Task prompt:
Copy every line that contains the string "Galicia" from the entries below.

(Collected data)
· · ·
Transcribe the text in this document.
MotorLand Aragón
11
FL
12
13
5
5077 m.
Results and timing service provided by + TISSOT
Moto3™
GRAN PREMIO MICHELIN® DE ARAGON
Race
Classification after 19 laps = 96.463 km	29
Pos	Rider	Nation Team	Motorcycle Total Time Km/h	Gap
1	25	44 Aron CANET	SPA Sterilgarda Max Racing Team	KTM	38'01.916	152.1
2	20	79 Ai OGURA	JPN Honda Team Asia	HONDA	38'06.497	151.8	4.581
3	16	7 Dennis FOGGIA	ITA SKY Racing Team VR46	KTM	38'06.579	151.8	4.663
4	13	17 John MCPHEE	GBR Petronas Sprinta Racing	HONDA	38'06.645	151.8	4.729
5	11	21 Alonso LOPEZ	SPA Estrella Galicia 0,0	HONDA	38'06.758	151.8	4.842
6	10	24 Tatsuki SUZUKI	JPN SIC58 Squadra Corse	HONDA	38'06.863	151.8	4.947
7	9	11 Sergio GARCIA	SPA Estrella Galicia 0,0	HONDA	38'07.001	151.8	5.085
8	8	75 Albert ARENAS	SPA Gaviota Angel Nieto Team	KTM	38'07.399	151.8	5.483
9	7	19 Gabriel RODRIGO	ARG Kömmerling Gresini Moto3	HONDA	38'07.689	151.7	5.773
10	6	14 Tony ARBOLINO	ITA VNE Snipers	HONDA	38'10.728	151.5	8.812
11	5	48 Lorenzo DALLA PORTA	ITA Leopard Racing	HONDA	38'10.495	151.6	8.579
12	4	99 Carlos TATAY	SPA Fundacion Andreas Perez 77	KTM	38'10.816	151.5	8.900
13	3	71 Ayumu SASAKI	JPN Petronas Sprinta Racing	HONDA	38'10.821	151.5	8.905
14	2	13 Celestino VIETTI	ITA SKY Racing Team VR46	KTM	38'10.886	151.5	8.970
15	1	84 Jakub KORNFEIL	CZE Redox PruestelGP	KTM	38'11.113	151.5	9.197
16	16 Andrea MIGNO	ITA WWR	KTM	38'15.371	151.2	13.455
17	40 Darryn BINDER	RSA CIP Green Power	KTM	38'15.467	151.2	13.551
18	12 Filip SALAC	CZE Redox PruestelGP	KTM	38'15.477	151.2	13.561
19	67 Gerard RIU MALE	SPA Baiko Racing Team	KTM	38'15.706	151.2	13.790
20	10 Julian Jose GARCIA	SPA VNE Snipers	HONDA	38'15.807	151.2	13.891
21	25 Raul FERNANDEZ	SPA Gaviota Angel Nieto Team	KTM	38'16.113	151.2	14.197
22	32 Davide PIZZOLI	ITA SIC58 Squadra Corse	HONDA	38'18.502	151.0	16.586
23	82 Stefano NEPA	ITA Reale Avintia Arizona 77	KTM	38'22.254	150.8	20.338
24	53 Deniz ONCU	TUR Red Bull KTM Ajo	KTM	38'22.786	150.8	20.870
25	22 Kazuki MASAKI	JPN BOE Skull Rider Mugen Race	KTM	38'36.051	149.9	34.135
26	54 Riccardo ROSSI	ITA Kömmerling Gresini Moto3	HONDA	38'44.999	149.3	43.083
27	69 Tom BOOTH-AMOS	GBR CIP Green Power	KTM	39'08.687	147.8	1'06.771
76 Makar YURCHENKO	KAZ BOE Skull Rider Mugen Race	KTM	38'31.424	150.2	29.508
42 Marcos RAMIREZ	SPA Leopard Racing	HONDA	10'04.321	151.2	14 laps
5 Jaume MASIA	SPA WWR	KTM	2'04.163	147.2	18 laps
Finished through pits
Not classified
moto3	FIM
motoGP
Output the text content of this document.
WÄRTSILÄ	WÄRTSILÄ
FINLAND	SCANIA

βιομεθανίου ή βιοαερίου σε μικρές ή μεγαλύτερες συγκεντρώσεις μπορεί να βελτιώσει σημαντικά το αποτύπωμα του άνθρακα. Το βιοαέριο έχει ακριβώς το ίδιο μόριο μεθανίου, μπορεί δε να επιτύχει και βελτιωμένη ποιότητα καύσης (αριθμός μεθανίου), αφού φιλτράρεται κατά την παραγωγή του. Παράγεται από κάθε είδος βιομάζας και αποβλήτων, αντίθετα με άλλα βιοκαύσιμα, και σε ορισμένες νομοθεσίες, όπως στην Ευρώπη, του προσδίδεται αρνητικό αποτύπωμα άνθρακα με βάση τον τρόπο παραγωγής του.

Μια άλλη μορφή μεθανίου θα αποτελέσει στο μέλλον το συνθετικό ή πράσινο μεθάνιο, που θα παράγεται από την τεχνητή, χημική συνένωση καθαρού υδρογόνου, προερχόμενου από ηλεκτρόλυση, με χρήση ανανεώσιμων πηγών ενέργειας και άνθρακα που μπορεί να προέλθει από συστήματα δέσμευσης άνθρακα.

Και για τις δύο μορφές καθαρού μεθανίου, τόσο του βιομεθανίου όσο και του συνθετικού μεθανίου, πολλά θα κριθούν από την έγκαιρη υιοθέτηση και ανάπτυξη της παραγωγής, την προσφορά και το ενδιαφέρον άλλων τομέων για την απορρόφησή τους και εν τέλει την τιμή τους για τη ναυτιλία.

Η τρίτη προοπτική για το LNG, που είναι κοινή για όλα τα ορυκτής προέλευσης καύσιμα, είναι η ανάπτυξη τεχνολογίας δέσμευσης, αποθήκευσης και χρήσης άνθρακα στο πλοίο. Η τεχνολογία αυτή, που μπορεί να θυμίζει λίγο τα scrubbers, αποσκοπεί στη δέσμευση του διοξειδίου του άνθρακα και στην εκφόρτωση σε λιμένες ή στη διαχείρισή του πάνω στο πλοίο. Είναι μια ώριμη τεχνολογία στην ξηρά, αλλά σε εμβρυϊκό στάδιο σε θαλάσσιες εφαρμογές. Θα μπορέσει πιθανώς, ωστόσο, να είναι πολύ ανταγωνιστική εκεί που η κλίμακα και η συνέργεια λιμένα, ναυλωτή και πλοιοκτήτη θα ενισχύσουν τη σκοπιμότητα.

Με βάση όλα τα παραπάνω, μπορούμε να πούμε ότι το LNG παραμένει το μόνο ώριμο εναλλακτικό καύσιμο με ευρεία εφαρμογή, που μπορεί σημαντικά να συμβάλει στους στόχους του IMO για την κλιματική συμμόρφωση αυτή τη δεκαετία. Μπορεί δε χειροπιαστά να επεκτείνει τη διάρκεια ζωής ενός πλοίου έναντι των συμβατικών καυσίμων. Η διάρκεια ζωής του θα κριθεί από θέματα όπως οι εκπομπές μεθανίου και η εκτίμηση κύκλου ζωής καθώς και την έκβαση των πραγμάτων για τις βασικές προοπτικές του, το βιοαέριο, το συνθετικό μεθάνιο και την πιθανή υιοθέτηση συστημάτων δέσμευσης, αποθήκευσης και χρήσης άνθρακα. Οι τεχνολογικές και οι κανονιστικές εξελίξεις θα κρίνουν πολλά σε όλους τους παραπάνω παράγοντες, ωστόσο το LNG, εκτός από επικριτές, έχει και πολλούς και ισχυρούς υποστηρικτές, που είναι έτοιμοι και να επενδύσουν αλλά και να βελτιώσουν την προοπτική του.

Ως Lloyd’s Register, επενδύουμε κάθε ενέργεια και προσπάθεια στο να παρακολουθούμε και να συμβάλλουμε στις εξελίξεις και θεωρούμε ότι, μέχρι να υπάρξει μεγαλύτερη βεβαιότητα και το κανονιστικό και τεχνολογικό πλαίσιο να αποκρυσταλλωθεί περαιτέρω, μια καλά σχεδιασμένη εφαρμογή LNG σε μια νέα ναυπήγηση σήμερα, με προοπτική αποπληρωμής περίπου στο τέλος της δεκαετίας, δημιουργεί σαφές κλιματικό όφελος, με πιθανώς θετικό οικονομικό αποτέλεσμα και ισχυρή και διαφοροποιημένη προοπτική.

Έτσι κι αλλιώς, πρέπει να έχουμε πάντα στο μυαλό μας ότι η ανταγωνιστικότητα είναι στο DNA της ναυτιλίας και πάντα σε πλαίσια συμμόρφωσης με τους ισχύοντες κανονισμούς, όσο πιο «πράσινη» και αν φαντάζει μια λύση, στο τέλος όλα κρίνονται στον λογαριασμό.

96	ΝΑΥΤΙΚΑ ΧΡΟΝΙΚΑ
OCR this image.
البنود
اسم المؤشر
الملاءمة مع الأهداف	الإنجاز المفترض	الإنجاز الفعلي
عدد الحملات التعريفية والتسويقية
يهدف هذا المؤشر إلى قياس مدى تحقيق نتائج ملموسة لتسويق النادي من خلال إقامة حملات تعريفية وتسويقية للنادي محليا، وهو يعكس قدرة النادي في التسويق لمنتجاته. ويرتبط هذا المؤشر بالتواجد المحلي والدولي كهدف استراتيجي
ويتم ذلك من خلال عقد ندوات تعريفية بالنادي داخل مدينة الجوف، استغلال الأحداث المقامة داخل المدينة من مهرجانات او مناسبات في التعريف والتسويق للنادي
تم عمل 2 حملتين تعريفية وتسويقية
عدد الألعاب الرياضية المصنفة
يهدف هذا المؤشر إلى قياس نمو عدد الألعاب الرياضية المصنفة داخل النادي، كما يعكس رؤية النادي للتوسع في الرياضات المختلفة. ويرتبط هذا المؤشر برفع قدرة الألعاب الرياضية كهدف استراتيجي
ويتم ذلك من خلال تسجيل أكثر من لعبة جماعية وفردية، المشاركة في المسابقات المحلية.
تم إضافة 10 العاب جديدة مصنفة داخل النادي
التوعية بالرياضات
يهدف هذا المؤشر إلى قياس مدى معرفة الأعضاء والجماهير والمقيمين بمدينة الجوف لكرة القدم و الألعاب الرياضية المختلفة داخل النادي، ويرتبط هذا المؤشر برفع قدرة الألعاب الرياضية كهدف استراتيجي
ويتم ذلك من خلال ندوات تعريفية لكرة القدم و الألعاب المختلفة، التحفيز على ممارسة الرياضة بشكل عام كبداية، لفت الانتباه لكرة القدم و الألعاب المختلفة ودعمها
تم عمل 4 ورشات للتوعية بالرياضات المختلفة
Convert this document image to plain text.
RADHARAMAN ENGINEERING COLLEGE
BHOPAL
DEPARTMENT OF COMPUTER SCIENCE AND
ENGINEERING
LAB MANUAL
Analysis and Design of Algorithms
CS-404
· · ·
Complete answer:
5	11	21 Alonso LOPEZ	SPA Estrella Galicia 0,0	HONDA	38'06.758	151.8	4.842
7	9	11 Sergio GARCIA	SPA Estrella Galicia 0,0	HONDA	38'07.001	151.8	5.085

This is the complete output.